Ejercicio:
Según el documento fuente, ¿desde cuándo se ha ido afianzando la contrarrevolución neoliberal en el mundo capitalista avanzado?

Documento fuente:
Las mutaciones en el trabajo y la vida social causadas por la contrarrevolución neoliberal, que se ha ido afianzando en todo el mundo capitalista avanzado desde finales de la década de 1970, han tenido efectos devastadores sobre grandes sectores de la población, que han sido arrumbados y convertidos en prescindibles y desechables por una combinación de cambios tecnológicos y deslocalizaciones. Grandes sectores de la población, perdidos en un mundo de desempleo a largo plazo, deterioro de las infraestructuras sociales y pérdida de la solidaridad comunal, están profundamente alienados, entregados en gran medida a resentimientos pasivos salpicados por erupciones ocasionales de protestas violentas y aparentemente irracionales. Basta que las protestas volcánicas desde los suburbios suecos hasta Estambul y São Paulo confluyan para revelar el vasto magma de alienación que burbujea por debajo. El capital tendrá que afrontar entonces una crisis política que será casi imposible de gestionar sin represiones autocráticas draconianas que a su vez exacerbarán más que aliviarán el descontento. Los desarrollos geográficos desiguales en la división del trabajo y el incremento paralelo de la desigualdad social en las oportunidades de vida intensifican esa sensación de alienación, que si se hace activa en lugar de pasiva, planteará con seguridad una amenaza importante para la reproducción del capital tal como está actualmente constituido. La sociedad tendrá que afrontar entonces la dura alternativa entre una reforma imposible y una revolución improbable.
2 Timothy Mitchell, The Rule of Experts. Egypt, Techno-Politics, Modernity, Berkeley, University of California Press, 2002.
3 Robert Reich, The Work of Nations: Preparing Ourselves for 21st Century Capitalism, Nueva York, Vintage, 1992 [ed. cast.: Business class. El trabajo de las naciones, Madrid, J. Vergara, 1993].
4 Karl Marx, Capital, Volume 1, cit., p. 618 [ed. alemana.: Das Kapital, Band I, cit., p. 512; ed. cast.: El capital, I-II, cit., p. 230].

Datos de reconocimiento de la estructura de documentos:
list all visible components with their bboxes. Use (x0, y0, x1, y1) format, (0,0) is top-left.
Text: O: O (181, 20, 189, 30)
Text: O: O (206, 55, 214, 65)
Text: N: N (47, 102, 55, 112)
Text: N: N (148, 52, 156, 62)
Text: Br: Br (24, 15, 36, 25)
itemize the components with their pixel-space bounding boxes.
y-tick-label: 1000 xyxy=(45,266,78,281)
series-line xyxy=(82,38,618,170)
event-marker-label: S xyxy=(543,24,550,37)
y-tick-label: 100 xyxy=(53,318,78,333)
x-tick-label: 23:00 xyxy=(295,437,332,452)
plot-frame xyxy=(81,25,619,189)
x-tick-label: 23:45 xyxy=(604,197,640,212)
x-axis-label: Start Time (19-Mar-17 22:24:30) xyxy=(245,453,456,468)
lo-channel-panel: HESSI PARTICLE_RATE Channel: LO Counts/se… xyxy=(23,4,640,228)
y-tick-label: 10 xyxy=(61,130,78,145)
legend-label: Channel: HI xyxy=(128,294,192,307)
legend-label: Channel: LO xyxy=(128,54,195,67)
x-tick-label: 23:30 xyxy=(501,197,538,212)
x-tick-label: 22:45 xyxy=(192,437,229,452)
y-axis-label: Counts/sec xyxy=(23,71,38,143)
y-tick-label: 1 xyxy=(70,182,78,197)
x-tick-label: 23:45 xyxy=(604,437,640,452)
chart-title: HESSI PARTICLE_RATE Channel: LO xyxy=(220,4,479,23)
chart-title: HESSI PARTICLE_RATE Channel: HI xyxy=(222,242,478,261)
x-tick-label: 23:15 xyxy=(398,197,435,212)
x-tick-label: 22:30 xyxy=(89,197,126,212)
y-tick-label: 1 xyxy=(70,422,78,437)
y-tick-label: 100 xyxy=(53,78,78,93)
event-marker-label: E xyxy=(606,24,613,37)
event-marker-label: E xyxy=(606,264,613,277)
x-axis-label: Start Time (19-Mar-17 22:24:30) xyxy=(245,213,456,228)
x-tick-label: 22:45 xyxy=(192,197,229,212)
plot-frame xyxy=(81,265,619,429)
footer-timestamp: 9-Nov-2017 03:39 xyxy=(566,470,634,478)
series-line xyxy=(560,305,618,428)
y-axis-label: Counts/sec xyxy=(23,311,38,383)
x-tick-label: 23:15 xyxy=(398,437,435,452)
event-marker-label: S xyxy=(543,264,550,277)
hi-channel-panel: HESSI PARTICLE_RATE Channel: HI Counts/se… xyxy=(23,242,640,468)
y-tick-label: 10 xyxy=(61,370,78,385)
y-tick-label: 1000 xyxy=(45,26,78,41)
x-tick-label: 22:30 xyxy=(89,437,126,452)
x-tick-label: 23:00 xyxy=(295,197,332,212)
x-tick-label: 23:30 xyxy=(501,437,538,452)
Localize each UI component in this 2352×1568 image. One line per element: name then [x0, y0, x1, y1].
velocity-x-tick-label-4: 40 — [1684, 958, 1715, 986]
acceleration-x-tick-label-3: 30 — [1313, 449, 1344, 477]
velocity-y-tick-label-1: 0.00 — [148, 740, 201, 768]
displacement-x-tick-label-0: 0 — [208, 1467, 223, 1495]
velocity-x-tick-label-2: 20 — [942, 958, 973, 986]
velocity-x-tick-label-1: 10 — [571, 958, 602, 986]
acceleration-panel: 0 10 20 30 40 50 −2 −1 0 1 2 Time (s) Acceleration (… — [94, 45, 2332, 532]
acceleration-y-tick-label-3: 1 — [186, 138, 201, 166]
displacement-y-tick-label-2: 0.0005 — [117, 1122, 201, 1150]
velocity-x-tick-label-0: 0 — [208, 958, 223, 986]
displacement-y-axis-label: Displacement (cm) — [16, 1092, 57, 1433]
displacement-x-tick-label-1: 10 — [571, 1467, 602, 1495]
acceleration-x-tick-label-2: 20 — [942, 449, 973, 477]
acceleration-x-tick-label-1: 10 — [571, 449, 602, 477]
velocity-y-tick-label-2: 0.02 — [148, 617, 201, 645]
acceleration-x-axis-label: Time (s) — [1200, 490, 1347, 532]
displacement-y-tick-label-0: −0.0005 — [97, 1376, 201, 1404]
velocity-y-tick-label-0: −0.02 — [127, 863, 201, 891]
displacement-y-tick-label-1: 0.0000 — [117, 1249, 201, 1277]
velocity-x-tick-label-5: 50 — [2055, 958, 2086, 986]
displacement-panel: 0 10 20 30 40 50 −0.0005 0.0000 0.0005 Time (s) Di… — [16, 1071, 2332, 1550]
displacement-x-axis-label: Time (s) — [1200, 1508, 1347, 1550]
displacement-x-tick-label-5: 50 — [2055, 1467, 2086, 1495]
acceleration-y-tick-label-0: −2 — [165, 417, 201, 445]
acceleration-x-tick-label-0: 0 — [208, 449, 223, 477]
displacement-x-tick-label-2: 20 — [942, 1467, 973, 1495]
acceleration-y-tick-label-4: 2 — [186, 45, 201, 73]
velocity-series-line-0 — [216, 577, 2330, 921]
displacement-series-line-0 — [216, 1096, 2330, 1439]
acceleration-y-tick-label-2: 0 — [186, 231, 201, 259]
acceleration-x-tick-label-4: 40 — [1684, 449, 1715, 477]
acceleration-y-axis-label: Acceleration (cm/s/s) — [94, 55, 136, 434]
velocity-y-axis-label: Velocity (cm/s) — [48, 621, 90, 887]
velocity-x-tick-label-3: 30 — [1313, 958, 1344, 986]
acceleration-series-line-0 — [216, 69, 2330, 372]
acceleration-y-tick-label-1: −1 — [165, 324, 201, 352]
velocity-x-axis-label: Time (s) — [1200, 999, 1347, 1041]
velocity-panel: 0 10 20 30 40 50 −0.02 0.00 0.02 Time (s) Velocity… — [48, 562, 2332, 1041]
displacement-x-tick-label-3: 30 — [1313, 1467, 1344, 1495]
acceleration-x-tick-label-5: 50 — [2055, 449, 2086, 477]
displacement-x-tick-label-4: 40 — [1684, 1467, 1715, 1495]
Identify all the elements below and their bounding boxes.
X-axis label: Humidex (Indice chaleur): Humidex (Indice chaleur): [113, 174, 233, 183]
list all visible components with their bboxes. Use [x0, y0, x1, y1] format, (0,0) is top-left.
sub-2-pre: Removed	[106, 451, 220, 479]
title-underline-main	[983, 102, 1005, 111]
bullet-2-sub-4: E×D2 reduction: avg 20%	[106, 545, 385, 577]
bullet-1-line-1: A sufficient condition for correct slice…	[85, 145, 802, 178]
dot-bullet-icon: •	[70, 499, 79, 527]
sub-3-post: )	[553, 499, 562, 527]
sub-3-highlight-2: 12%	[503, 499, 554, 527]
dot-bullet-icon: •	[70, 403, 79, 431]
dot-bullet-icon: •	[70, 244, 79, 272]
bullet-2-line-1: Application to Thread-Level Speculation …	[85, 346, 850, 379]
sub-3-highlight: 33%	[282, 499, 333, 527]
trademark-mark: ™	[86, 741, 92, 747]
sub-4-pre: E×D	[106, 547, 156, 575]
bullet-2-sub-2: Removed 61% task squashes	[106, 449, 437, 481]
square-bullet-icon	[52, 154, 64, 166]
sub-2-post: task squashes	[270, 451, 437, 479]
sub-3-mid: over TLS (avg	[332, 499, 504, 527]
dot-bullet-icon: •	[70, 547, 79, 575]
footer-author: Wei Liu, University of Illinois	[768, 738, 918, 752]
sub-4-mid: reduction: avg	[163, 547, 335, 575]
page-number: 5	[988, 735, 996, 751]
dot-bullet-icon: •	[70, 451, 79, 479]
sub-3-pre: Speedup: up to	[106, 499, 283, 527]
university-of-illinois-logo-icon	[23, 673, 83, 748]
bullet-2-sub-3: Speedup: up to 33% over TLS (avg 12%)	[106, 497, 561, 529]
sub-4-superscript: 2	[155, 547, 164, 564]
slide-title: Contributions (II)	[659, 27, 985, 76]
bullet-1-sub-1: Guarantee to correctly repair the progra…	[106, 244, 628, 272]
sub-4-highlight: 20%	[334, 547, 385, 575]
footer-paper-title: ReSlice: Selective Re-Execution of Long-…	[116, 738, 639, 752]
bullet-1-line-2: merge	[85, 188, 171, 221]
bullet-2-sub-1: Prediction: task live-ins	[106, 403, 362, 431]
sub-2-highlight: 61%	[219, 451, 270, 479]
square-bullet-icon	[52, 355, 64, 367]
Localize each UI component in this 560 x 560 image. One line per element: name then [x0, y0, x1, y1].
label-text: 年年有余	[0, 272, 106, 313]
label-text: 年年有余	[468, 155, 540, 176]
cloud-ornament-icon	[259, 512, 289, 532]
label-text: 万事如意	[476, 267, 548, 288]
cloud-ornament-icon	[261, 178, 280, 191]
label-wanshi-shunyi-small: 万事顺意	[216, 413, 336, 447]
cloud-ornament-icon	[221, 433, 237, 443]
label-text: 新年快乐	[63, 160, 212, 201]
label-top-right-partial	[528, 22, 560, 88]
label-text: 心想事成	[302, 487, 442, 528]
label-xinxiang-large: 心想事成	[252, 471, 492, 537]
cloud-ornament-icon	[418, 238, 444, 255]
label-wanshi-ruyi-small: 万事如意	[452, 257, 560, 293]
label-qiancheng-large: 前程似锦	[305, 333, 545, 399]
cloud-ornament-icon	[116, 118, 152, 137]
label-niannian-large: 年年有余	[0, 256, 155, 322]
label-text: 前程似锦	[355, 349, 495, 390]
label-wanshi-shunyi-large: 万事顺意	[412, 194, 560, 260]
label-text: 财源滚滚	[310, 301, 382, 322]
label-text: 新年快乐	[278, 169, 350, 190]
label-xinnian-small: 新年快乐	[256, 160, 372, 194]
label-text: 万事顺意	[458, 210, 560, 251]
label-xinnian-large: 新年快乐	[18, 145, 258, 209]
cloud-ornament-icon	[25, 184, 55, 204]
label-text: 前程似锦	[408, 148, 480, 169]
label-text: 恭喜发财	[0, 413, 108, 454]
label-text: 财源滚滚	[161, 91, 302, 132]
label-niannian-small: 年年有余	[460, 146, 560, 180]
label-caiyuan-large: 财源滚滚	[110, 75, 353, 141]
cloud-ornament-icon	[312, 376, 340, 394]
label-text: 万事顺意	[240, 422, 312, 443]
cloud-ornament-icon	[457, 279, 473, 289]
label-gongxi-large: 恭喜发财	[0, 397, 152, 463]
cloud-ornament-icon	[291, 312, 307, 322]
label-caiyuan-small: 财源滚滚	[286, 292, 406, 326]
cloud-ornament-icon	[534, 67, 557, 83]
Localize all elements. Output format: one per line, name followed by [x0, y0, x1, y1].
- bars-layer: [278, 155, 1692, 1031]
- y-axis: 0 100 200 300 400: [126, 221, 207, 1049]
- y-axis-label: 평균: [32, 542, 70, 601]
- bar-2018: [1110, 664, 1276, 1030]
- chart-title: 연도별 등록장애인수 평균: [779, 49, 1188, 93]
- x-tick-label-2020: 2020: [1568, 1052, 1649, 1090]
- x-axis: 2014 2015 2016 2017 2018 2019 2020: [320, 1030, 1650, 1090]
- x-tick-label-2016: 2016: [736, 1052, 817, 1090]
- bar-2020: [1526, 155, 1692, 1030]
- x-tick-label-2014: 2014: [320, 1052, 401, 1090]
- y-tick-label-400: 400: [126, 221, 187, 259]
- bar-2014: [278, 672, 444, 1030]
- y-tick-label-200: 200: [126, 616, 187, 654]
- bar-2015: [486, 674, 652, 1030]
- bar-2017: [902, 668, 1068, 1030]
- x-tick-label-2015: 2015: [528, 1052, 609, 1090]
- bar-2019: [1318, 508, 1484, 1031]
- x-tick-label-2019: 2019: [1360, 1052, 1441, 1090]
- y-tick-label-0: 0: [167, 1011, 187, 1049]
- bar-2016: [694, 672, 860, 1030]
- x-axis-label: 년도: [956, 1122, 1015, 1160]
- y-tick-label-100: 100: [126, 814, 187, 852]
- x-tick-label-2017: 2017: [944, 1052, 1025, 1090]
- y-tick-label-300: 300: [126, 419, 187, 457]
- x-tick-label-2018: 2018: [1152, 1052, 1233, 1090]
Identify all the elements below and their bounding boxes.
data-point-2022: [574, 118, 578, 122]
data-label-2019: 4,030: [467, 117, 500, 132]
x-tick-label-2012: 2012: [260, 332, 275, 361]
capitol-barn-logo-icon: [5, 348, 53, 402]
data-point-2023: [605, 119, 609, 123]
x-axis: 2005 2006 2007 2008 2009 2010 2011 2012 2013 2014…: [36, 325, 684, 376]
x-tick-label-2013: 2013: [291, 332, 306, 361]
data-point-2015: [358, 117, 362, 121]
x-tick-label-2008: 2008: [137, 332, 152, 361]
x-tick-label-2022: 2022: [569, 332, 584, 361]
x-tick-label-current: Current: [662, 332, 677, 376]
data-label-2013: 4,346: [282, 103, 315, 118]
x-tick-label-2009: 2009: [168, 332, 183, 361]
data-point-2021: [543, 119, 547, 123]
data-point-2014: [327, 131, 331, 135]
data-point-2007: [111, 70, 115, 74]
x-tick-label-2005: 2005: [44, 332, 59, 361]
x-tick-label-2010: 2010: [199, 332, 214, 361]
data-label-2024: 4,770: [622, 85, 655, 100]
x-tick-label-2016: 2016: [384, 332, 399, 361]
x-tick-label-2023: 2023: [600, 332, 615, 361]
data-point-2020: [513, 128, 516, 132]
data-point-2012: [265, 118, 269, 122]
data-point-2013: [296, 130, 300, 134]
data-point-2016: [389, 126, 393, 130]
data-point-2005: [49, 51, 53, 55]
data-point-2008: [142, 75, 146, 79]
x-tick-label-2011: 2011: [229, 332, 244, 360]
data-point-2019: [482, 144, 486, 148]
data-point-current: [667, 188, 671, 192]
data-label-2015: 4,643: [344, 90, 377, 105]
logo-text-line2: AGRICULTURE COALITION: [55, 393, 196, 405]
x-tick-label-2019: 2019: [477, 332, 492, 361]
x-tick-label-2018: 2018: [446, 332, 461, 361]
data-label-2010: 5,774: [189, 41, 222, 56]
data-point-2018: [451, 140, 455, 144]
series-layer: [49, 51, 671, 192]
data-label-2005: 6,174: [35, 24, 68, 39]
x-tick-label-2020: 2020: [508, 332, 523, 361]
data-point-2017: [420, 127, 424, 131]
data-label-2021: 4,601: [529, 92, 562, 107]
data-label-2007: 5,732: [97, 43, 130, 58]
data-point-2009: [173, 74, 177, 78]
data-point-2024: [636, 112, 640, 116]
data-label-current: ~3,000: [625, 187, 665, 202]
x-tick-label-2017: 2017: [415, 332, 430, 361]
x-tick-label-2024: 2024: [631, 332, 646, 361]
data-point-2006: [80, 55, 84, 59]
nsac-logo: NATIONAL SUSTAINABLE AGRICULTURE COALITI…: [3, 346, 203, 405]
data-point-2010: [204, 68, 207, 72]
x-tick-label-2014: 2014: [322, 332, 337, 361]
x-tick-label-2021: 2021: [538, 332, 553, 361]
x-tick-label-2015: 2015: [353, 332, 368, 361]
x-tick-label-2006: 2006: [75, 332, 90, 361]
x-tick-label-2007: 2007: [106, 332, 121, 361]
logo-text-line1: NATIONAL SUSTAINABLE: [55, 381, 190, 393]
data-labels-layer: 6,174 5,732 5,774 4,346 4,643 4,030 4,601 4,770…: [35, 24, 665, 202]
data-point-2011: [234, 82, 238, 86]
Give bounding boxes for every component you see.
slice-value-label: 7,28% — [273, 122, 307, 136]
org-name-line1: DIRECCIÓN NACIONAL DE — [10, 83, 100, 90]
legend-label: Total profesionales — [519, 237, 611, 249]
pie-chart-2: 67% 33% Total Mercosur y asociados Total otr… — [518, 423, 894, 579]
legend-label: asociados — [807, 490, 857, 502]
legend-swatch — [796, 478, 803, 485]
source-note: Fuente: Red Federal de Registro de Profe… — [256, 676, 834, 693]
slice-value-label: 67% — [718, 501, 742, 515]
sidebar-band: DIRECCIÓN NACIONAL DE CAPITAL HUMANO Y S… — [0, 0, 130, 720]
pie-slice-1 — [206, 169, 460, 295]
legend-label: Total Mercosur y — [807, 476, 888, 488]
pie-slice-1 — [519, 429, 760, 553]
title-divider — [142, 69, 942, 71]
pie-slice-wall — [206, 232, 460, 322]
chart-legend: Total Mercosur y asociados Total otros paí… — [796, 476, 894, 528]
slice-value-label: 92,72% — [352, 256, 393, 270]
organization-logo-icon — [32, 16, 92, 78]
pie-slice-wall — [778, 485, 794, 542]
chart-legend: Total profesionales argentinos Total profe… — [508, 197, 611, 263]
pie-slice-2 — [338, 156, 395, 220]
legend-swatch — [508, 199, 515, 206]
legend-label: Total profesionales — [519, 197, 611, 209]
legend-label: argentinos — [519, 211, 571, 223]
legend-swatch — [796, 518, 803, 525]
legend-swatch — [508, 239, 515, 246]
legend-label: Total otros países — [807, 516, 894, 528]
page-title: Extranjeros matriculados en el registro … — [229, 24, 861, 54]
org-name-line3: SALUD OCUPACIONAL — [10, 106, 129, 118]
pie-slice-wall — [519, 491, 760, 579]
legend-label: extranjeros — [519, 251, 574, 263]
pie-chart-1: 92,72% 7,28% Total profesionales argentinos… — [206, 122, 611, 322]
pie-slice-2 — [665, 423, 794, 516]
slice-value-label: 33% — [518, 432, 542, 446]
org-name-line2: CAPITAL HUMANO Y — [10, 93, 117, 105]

Respuesta del ejercicio:
Desde finales de la década de 1970.